━━━━━ Data

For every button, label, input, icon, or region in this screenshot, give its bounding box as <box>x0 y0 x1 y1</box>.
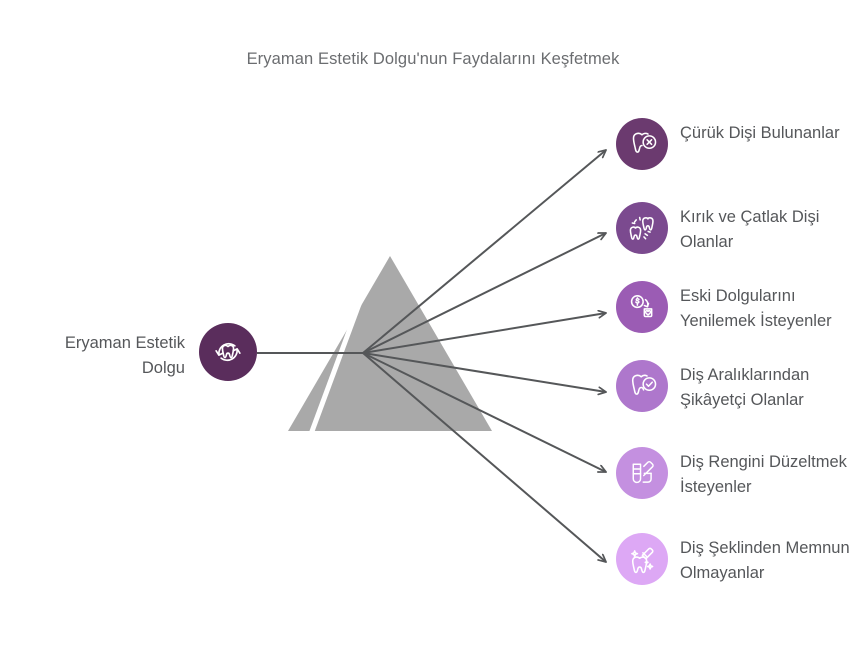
benefit-label-3: Eski Dolgularını Yenilemek İsteyenler <box>680 281 855 333</box>
coin-refresh-icon <box>625 290 659 324</box>
benefit-label-1: Çürük Dişi Bulunanlar <box>680 118 840 146</box>
benefit-icon-1 <box>616 118 668 170</box>
benefit-label-5: Diş Rengini Düzeltmek İsteyenler <box>680 447 855 499</box>
benefit-icon-4 <box>616 360 668 412</box>
benefit-item-6[interactable]: Diş Şeklinden Memnun Olmayanlar <box>616 533 855 585</box>
broken-tooth-icon <box>625 211 659 245</box>
prism-shape <box>288 256 492 434</box>
benefit-label-4: Diş Aralıklarından Şikâyetçi Olanlar <box>680 360 855 412</box>
benefit-item-3[interactable]: Eski Dolgularını Yenilemek İsteyenler <box>616 281 855 333</box>
connector-arrow-6 <box>363 353 606 562</box>
benefit-icon-5 <box>616 447 668 499</box>
diagram-canvas: Eryaman Estetik Dolgu'nun Faydalarını Ke… <box>0 0 866 650</box>
benefit-label-6: Diş Şeklinden Memnun Olmayanlar <box>680 533 855 585</box>
benefit-item-1[interactable]: Çürük Dişi Bulunanlar <box>616 118 840 170</box>
tooth-refresh-icon <box>209 333 247 371</box>
benefit-icon-6 <box>616 533 668 585</box>
tooth-sparkle-brush-icon <box>625 542 659 576</box>
shade-guide-icon <box>626 457 658 489</box>
benefit-icon-3 <box>616 281 668 333</box>
source-node[interactable] <box>199 323 257 381</box>
benefit-item-2[interactable]: Kırık ve Çatlak Dişi Olanlar <box>616 202 855 254</box>
source-label: Eryaman Estetik Dolgu <box>20 331 185 381</box>
benefit-label-2: Kırık ve Çatlak Dişi Olanlar <box>680 202 855 254</box>
tooth-check-icon <box>625 369 659 403</box>
benefit-item-5[interactable]: Diş Rengini Düzeltmek İsteyenler <box>616 447 855 499</box>
benefit-item-4[interactable]: Diş Aralıklarından Şikâyetçi Olanlar <box>616 360 855 412</box>
tooth-cavity-x-icon <box>625 127 659 161</box>
benefit-icon-2 <box>616 202 668 254</box>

━━━━━━━━━━

### Requirement:
Copy these records word for word, starting at the line that contains "benefit-label-3: Eski Dolgularını" and ending after the line that contains "prism-shape <box>288 256 492 434</box>".

### Task result:
benefit-label-3: Eski Dolgularını Yenilemek İsteyenler <box>680 281 855 333</box>
coin-refresh-icon <box>625 290 659 324</box>
benefit-label-1: Çürük Dişi Bulunanlar <box>680 118 840 146</box>
benefit-icon-1 <box>616 118 668 170</box>
benefit-label-5: Diş Rengini Düzeltmek İsteyenler <box>680 447 855 499</box>
benefit-icon-4 <box>616 360 668 412</box>
benefit-item-6[interactable]: Diş Şeklinden Memnun Olmayanlar <box>616 533 855 585</box>
broken-tooth-icon <box>625 211 659 245</box>
prism-shape <box>288 256 492 434</box>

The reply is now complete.